## What you need to do
Return every line of the records below verbatim, leaving out the pictures.

▶

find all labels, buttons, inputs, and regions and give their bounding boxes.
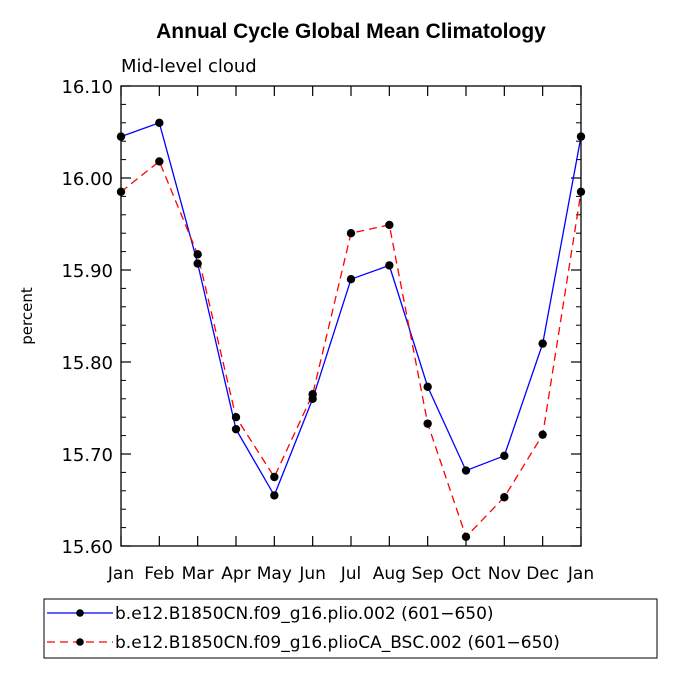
series-2-point bbox=[423, 419, 432, 428]
legend-label-series-1: b.e12.B1850CN.f09_g16.plio.002 (601−650) bbox=[115, 604, 494, 624]
series-2-point bbox=[270, 472, 279, 482]
legend-marker-series-2 bbox=[76, 638, 84, 646]
y-tick-label: 15.60 bbox=[61, 537, 113, 558]
legend-box bbox=[43, 598, 658, 659]
legend-marker-series-1 bbox=[76, 609, 84, 617]
chart-subtitle: Mid-level cloud bbox=[121, 56, 257, 77]
x-tick-label: Jul bbox=[340, 564, 362, 584]
series-1-point bbox=[231, 424, 241, 434]
axes: Jan Feb Mar Apr May Jun Jul Aug Sep Oct Nov Dec Jan 1… bbox=[61, 77, 594, 584]
series-2-point bbox=[538, 430, 547, 439]
plot-frame bbox=[120, 85, 582, 547]
series-2-point bbox=[308, 390, 317, 399]
x-tick-label: Aug bbox=[373, 564, 406, 584]
series-1-point bbox=[155, 118, 164, 128]
series-1-point bbox=[423, 382, 432, 392]
series-1-point bbox=[500, 451, 509, 461]
series-2-point bbox=[155, 157, 164, 166]
x-tick-label: Oct bbox=[451, 564, 481, 584]
x-tick-label: Feb bbox=[144, 564, 174, 584]
x-tick-label: Dec bbox=[526, 564, 559, 584]
series-line-1 bbox=[120, 121, 582, 497]
series-2-point bbox=[231, 413, 241, 422]
y-tick-label: 15.90 bbox=[61, 261, 113, 282]
x-tick-label: Nov bbox=[488, 564, 521, 584]
series-2-point bbox=[346, 229, 356, 238]
legend-label-series-2: b.e12.B1850CN.f09_g16.plioCA_BSC.002 (60… bbox=[115, 633, 560, 653]
legend: b.e12.B1850CN.f09_g16.plio.002 (601−650)… bbox=[43, 598, 658, 659]
y-tick-label: 15.70 bbox=[61, 445, 113, 466]
x-tick-label: May bbox=[257, 564, 292, 584]
y-tick-label: 16.10 bbox=[61, 77, 113, 98]
x-tick-label: Apr bbox=[221, 564, 250, 584]
series-1-point bbox=[193, 259, 202, 268]
y-axis-label: percent bbox=[18, 287, 36, 345]
series-1-point bbox=[346, 275, 356, 284]
x-tick-label: Mar bbox=[182, 564, 214, 584]
series-2-point bbox=[385, 220, 394, 230]
y-tick-label: 15.80 bbox=[61, 353, 113, 374]
series-line-2 bbox=[120, 160, 582, 539]
series-1-point bbox=[538, 339, 547, 348]
series-2-point bbox=[500, 493, 509, 502]
series-2-point bbox=[193, 250, 202, 259]
series-layer bbox=[116, 118, 586, 541]
x-tick-label: Sep bbox=[412, 564, 444, 584]
chart-title: Annual Cycle Global Mean Climatology bbox=[156, 20, 546, 43]
series-1-point bbox=[270, 491, 279, 500]
x-tick-label: Jan bbox=[567, 564, 594, 584]
y-tick-label: 16.00 bbox=[61, 169, 113, 190]
x-tick-label: Jan bbox=[107, 564, 134, 584]
x-tick-label: Jun bbox=[298, 564, 326, 584]
series-1-point bbox=[461, 466, 471, 475]
series-1-point bbox=[385, 261, 394, 270]
series-2-point bbox=[461, 532, 471, 541]
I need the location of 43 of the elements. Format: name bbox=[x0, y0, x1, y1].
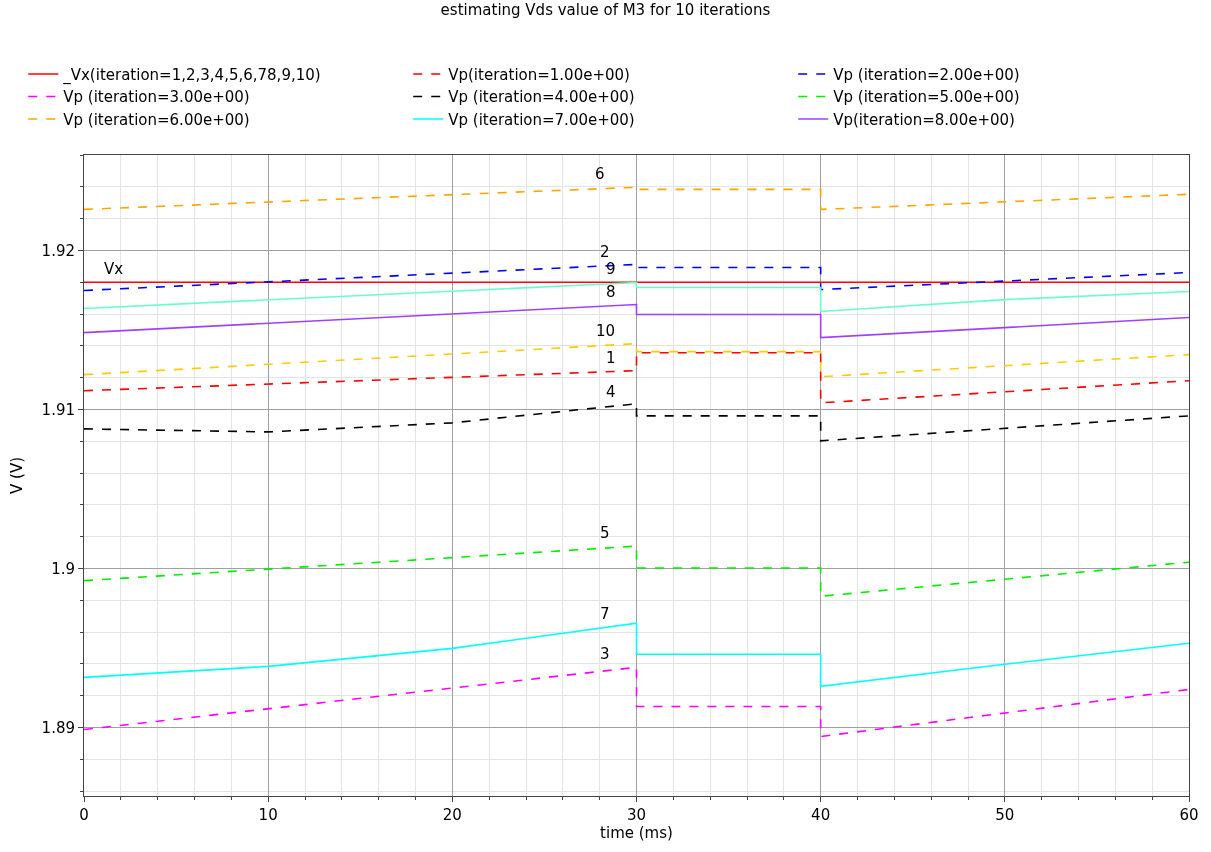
line-series bbox=[84, 342, 1189, 378]
legend-label: _Vx(iteration=1,2,3,4,5,6,78,9,10) bbox=[62, 65, 321, 85]
annotation: 4 bbox=[606, 383, 616, 401]
x-axis-title: time (ms) bbox=[600, 824, 673, 842]
legend-label: Vp (iteration=3.00e+00) bbox=[63, 88, 250, 107]
legend-label: Vp (iteration=7.00e+00) bbox=[448, 110, 635, 129]
annotation: 5 bbox=[600, 524, 610, 542]
legend-label: Vp(iteration=1.00e+00) bbox=[448, 65, 630, 84]
annotation: 3 bbox=[600, 645, 610, 663]
y-tick-label: 1.9 bbox=[51, 559, 75, 578]
y-tick-label: 1.92 bbox=[41, 241, 75, 260]
x-tick-label: 40 bbox=[811, 806, 831, 824]
annotation: 2 bbox=[600, 243, 610, 261]
y-tick-label: 1.89 bbox=[41, 718, 75, 737]
legend-label: Vp(iteration=8.00e+00) bbox=[833, 110, 1015, 129]
annotation: 6 bbox=[595, 165, 605, 183]
chart-title: estimating Vds value of M3 for 10 iterations bbox=[440, 0, 771, 19]
legend-label: Vp (iteration=5.00e+00) bbox=[833, 88, 1020, 107]
y-axis-title: V (V) bbox=[7, 457, 26, 494]
x-tick-label: 10 bbox=[258, 806, 278, 824]
x-tick-label: 20 bbox=[442, 806, 462, 824]
line-series bbox=[84, 402, 1189, 442]
annotation: 9 bbox=[606, 260, 616, 278]
legend-label: Vp (iteration=2.00e+00) bbox=[833, 65, 1020, 84]
legend-label: Vp (iteration=6.00e+00) bbox=[63, 110, 250, 129]
x-tick-label: 0 bbox=[79, 806, 89, 824]
annotation: 7 bbox=[600, 605, 610, 623]
line-series bbox=[84, 186, 1189, 211]
annotation: 1 bbox=[606, 349, 616, 367]
annotation: Vx bbox=[104, 260, 124, 278]
legend-label: Vp (iteration=4.00e+00) bbox=[448, 88, 635, 107]
x-tick-label: 60 bbox=[1179, 806, 1199, 824]
line-series bbox=[84, 351, 1189, 404]
line-series bbox=[84, 303, 1189, 339]
x-tick-label: 30 bbox=[626, 806, 647, 824]
line-series bbox=[84, 622, 1189, 688]
y-tick-label: 1.91 bbox=[41, 400, 75, 419]
line-series bbox=[84, 281, 1189, 313]
annotation: 8 bbox=[606, 283, 616, 301]
x-tick-label: 50 bbox=[995, 806, 1015, 824]
annotation: 10 bbox=[596, 322, 616, 340]
line-series bbox=[84, 545, 1189, 598]
line-series bbox=[84, 666, 1189, 738]
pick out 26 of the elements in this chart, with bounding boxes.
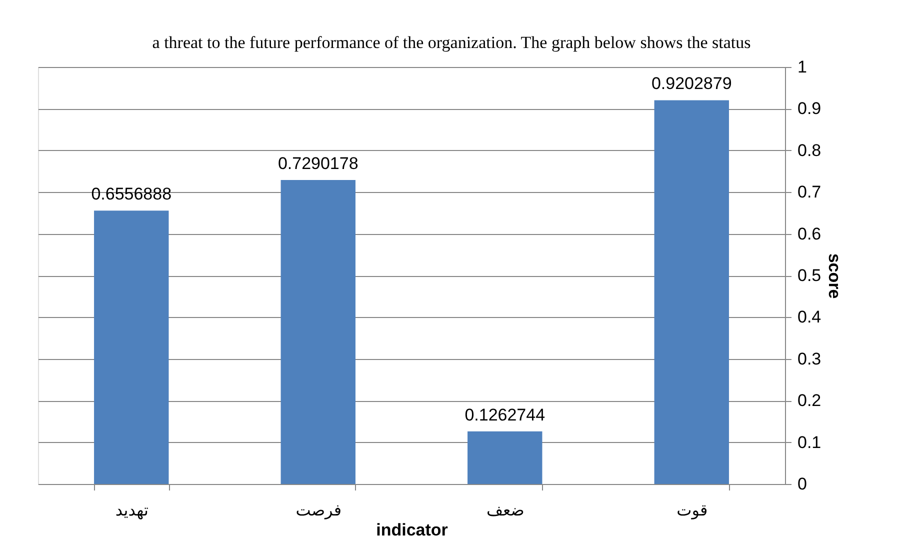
bar (468, 431, 542, 484)
x-tick-label: تهدید (115, 500, 148, 520)
y-tick-label: 0.5 (798, 266, 822, 285)
y-tick-label: 0.6 (798, 224, 822, 244)
y-tick-label: 0 (798, 474, 807, 494)
y-axis-title: score (825, 253, 844, 299)
y-tick-label: 0.9 (798, 99, 822, 118)
y-tick-label: 0.7 (798, 182, 822, 202)
y-tick-label: 0.3 (798, 349, 822, 368)
y-tick-label: 1 (798, 58, 807, 76)
data-label: 0.7290178 (278, 154, 358, 173)
y-tick-label: 0.1 (798, 432, 822, 452)
data-label: 0.6556888 (91, 184, 172, 204)
bar (654, 100, 729, 484)
y-tick-label: 0.4 (798, 308, 822, 327)
bar (280, 180, 356, 484)
x-tick-label: فرصت (296, 500, 342, 520)
text: a threat to the future performance of the organization. The graph below shows the status (152, 33, 751, 52)
bar (94, 210, 169, 484)
x-tick-label: ضعف (486, 500, 524, 520)
x-axis-title: indicator (376, 520, 448, 540)
data-label: 0.1262744 (464, 405, 546, 424)
y-tick-label: 0.2 (798, 391, 822, 410)
x-tick-label: قوت (676, 500, 708, 520)
data-label: 0.9202879 (651, 74, 732, 94)
y-tick-label: 0.8 (798, 140, 822, 160)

◀

## Final answer
find all labels, buttons, inputs, and regions and give their bounding boxes.
series-2-point bbox=[423, 419, 432, 428]
legend-label-series-1: b.e12.B1850CN.f09_g16.plio.002 (601−650) bbox=[115, 604, 494, 624]
series-2-point bbox=[270, 472, 279, 482]
legend-marker-series-2 bbox=[76, 638, 84, 646]
y-tick-label: 15.60 bbox=[61, 537, 113, 558]
legend-box bbox=[43, 598, 658, 659]
legend-marker-series-1 bbox=[76, 609, 84, 617]
chart-subtitle: Mid-level cloud bbox=[121, 56, 257, 77]
x-tick-label: Jul bbox=[340, 564, 362, 584]
series-1-point bbox=[231, 424, 241, 434]
axes: Jan Feb Mar Apr May Jun Jul Aug Sep Oct Nov Dec Jan 1… bbox=[61, 77, 594, 584]
series-2-point bbox=[538, 430, 547, 439]
plot-frame bbox=[120, 85, 582, 547]
series-2-point bbox=[308, 390, 317, 399]
x-tick-label: Aug bbox=[373, 564, 406, 584]
series-1-point bbox=[155, 118, 164, 128]
series-1-point bbox=[423, 382, 432, 392]
series-1-point bbox=[500, 451, 509, 461]
series-2-point bbox=[155, 157, 164, 166]
x-tick-label: Oct bbox=[451, 564, 481, 584]
x-tick-label: Feb bbox=[144, 564, 174, 584]
x-tick-label: Dec bbox=[526, 564, 559, 584]
series-line-1 bbox=[120, 121, 582, 497]
series-2-point bbox=[231, 413, 241, 422]
y-tick-label: 15.90 bbox=[61, 261, 113, 282]
x-tick-label: Nov bbox=[488, 564, 521, 584]
series-2-point bbox=[346, 229, 356, 238]
legend-label-series-2: b.e12.B1850CN.f09_g16.plioCA_BSC.002 (60… bbox=[115, 633, 560, 653]
legend: b.e12.B1850CN.f09_g16.plio.002 (601−650)… bbox=[43, 598, 658, 659]
y-tick-label: 15.70 bbox=[61, 445, 113, 466]
x-tick-label: May bbox=[257, 564, 292, 584]
y-tick-label: 16.10 bbox=[61, 77, 113, 98]
x-tick-label: Apr bbox=[221, 564, 250, 584]
series-1-point bbox=[193, 259, 202, 268]
y-axis-label: percent bbox=[18, 287, 36, 345]
series-1-point bbox=[346, 275, 356, 284]
x-tick-label: Mar bbox=[182, 564, 214, 584]
series-2-point bbox=[385, 220, 394, 230]
y-tick-label: 15.80 bbox=[61, 353, 113, 374]
series-line-2 bbox=[120, 160, 582, 539]
series-1-point bbox=[538, 339, 547, 348]
series-2-point bbox=[500, 493, 509, 502]
series-2-point bbox=[193, 250, 202, 259]
series-layer bbox=[116, 118, 586, 541]
x-tick-label: Sep bbox=[412, 564, 444, 584]
chart-title: Annual Cycle Global Mean Climatology bbox=[156, 20, 546, 43]
series-1-point bbox=[270, 491, 279, 500]
x-tick-label: Jan bbox=[567, 564, 594, 584]
y-tick-label: 16.00 bbox=[61, 169, 113, 190]
x-tick-label: Jan bbox=[107, 564, 134, 584]
x-tick-label: Jun bbox=[298, 564, 326, 584]
series-1-point bbox=[461, 466, 471, 475]
series-1-point bbox=[385, 261, 394, 270]
series-2-point bbox=[461, 532, 471, 541]
I need the location of 43 of the elements. Format: name bbox=[x0, y0, x1, y1].
line-series bbox=[84, 342, 1189, 378]
legend-label: _Vx(iteration=1,2,3,4,5,6,78,9,10) bbox=[62, 65, 321, 85]
annotation: 4 bbox=[606, 383, 616, 401]
x-axis-title: time (ms) bbox=[600, 824, 673, 842]
legend-label: Vp (iteration=3.00e+00) bbox=[63, 88, 250, 107]
legend-label: Vp (iteration=7.00e+00) bbox=[448, 110, 635, 129]
annotation: 5 bbox=[600, 524, 610, 542]
legend-label: Vp(iteration=1.00e+00) bbox=[448, 65, 630, 84]
annotation: 3 bbox=[600, 645, 610, 663]
y-tick-label: 1.9 bbox=[51, 559, 75, 578]
y-tick-label: 1.92 bbox=[41, 241, 75, 260]
x-tick-label: 40 bbox=[811, 806, 831, 824]
annotation: 2 bbox=[600, 243, 610, 261]
y-tick-label: 1.89 bbox=[41, 718, 75, 737]
legend-label: Vp(iteration=8.00e+00) bbox=[833, 110, 1015, 129]
annotation: 6 bbox=[595, 165, 605, 183]
chart-title: estimating Vds value of M3 for 10 iterations bbox=[440, 0, 771, 19]
legend-label: Vp (iteration=5.00e+00) bbox=[833, 88, 1020, 107]
y-axis-title: V (V) bbox=[7, 457, 26, 494]
x-tick-label: 10 bbox=[258, 806, 278, 824]
x-tick-label: 20 bbox=[442, 806, 462, 824]
line-series bbox=[84, 402, 1189, 442]
annotation: 9 bbox=[606, 260, 616, 278]
legend-label: Vp (iteration=2.00e+00) bbox=[833, 65, 1020, 84]
legend-label: Vp (iteration=6.00e+00) bbox=[63, 110, 250, 129]
x-tick-label: 0 bbox=[79, 806, 89, 824]
annotation: 7 bbox=[600, 605, 610, 623]
line-series bbox=[84, 186, 1189, 211]
annotation: 1 bbox=[606, 349, 616, 367]
annotation: Vx bbox=[104, 260, 124, 278]
legend-label: Vp (iteration=4.00e+00) bbox=[448, 88, 635, 107]
x-tick-label: 60 bbox=[1179, 806, 1199, 824]
line-series bbox=[84, 351, 1189, 404]
line-series bbox=[84, 303, 1189, 339]
x-tick-label: 30 bbox=[626, 806, 647, 824]
line-series bbox=[84, 622, 1189, 688]
y-tick-label: 1.91 bbox=[41, 400, 75, 419]
line-series bbox=[84, 281, 1189, 313]
annotation: 8 bbox=[606, 283, 616, 301]
x-tick-label: 50 bbox=[995, 806, 1015, 824]
annotation: 10 bbox=[596, 322, 616, 340]
line-series bbox=[84, 545, 1189, 598]
line-series bbox=[84, 666, 1189, 738]
pick out 26 of the elements in this chart, with bounding boxes.
bar (468, 431, 542, 484)
x-tick-label: تهدید (115, 500, 148, 520)
y-tick-label: 0.5 (798, 266, 822, 285)
y-tick-label: 0.6 (798, 224, 822, 244)
y-tick-label: 0 (798, 474, 807, 494)
y-axis-title: score (825, 253, 844, 299)
y-tick-label: 0.9 (798, 99, 822, 118)
y-tick-label: 0.7 (798, 182, 822, 202)
y-tick-label: 0.3 (798, 349, 822, 368)
y-tick-label: 1 (798, 58, 807, 76)
data-label: 0.7290178 (278, 154, 358, 173)
y-tick-label: 0.1 (798, 432, 822, 452)
data-label: 0.6556888 (91, 184, 172, 204)
bar (654, 100, 729, 484)
y-tick-label: 0.4 (798, 308, 822, 327)
bar (280, 180, 356, 484)
x-tick-label: فرصت (296, 500, 342, 520)
text: a threat to the future performance of the organization. The graph below shows the status (152, 33, 751, 52)
bar (94, 210, 169, 484)
x-tick-label: ضعف (486, 500, 524, 520)
x-axis-title: indicator (376, 520, 448, 540)
data-label: 0.1262744 (464, 405, 546, 424)
y-tick-label: 0.2 (798, 391, 822, 410)
x-tick-label: قوت (676, 500, 708, 520)
data-label: 0.9202879 (651, 74, 732, 94)
y-tick-label: 0.8 (798, 140, 822, 160)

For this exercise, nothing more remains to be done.